--- PROVIDED ENTRIES ---

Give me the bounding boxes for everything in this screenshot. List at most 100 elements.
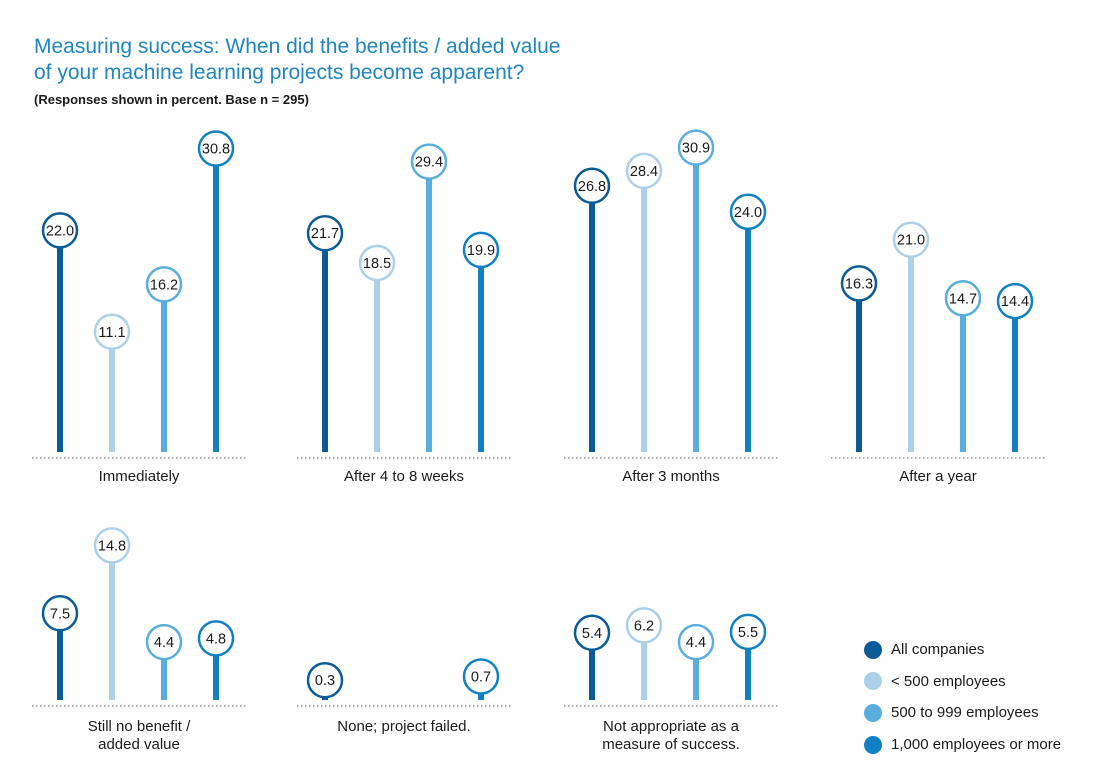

---
--- PROVIDED ENTRIES ---

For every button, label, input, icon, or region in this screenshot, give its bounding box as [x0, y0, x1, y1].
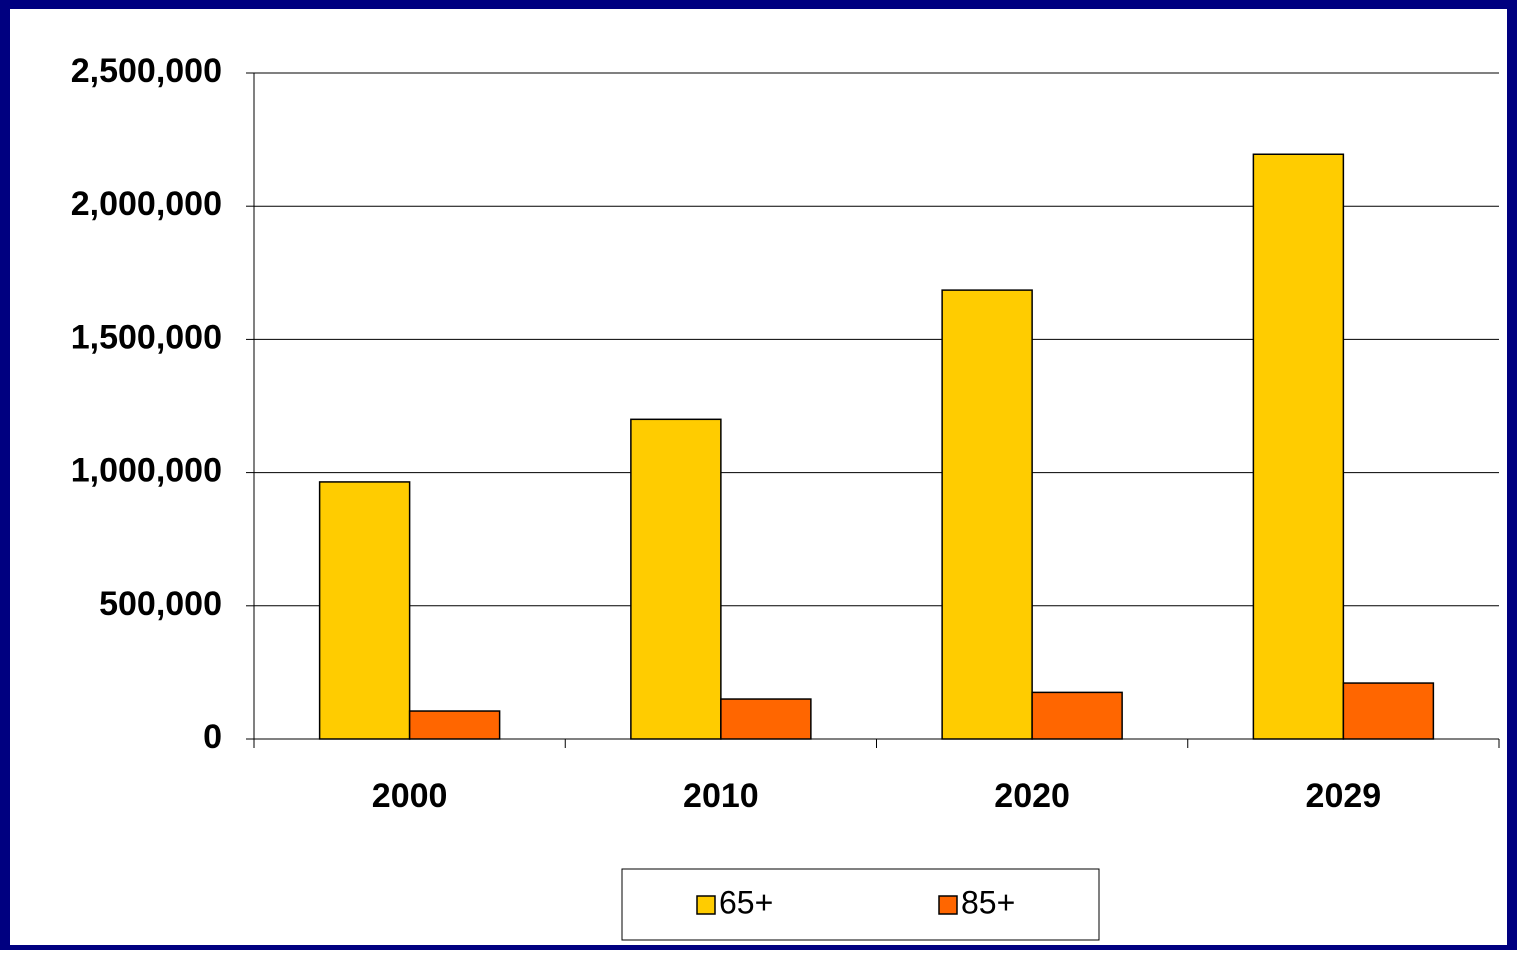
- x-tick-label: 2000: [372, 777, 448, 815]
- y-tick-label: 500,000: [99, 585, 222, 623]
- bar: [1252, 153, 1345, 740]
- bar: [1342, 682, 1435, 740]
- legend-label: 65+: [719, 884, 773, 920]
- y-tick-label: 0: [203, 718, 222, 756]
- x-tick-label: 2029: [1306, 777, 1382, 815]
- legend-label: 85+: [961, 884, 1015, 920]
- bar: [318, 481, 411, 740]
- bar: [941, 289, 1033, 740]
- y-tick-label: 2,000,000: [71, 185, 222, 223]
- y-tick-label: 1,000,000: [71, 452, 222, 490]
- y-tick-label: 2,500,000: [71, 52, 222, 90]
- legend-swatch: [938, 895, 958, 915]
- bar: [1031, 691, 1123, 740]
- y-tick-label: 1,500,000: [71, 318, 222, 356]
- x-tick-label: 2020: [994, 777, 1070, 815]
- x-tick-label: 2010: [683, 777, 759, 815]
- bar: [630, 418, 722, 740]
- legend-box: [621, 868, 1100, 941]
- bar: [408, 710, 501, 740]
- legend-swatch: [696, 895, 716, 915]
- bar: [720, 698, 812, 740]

---

WRITTEN EXERCISE:
Put the items from the line containing "For every button, label, input, icon, or" through the line containing "- bar: [720, 698, 812, 740]" into a two-column CSV with the columns request and response, one row per request. Enclose each field in quotation marks, replace line breaks with spaces, and leave the pictures out.

THE ANSWER:
request,response
"For every button, label, input, icon, or region in this screenshot, give its bounding box as [x0, y0, x1, y1].","- x-tick-label: 2000: [372, 777, 448, 815] - y-tick-label: 500,000: [99, 585, 222, 623] - bar: [1252, 153, 1345, 740] - bar: [1342, 682, 1435, 740] - legend-label: 65+: [719, 884, 773, 920] - y-tick-label: 0: [203, 718, 222, 756] - x-tick-label: 2029: [1306, 777, 1382, 815] - legend-label: 85+: [961, 884, 1015, 920] - bar: [318, 481, 411, 740] - bar: [941, 289, 1033, 740] - y-tick-label: 2,000,000: [71, 185, 222, 223] - y-tick-label: 1,000,000: [71, 452, 222, 490] - y-tick-label: 2,500,000: [71, 52, 222, 90] - legend-swatch: [938, 895, 958, 915] - bar: [1031, 691, 1123, 740] - y-tick-label: 1,500,000: [71, 318, 222, 356] - x-tick-label: 2020: [994, 777, 1070, 815] - x-tick-label: 2010: [683, 777, 759, 815] - bar: [630, 418, 722, 740] - legend-box: [621, 868, 1100, 941] - bar: [408, 710, 501, 740] - legend-swatch: [696, 895, 716, 915] - bar: [720, 698, 812, 740]"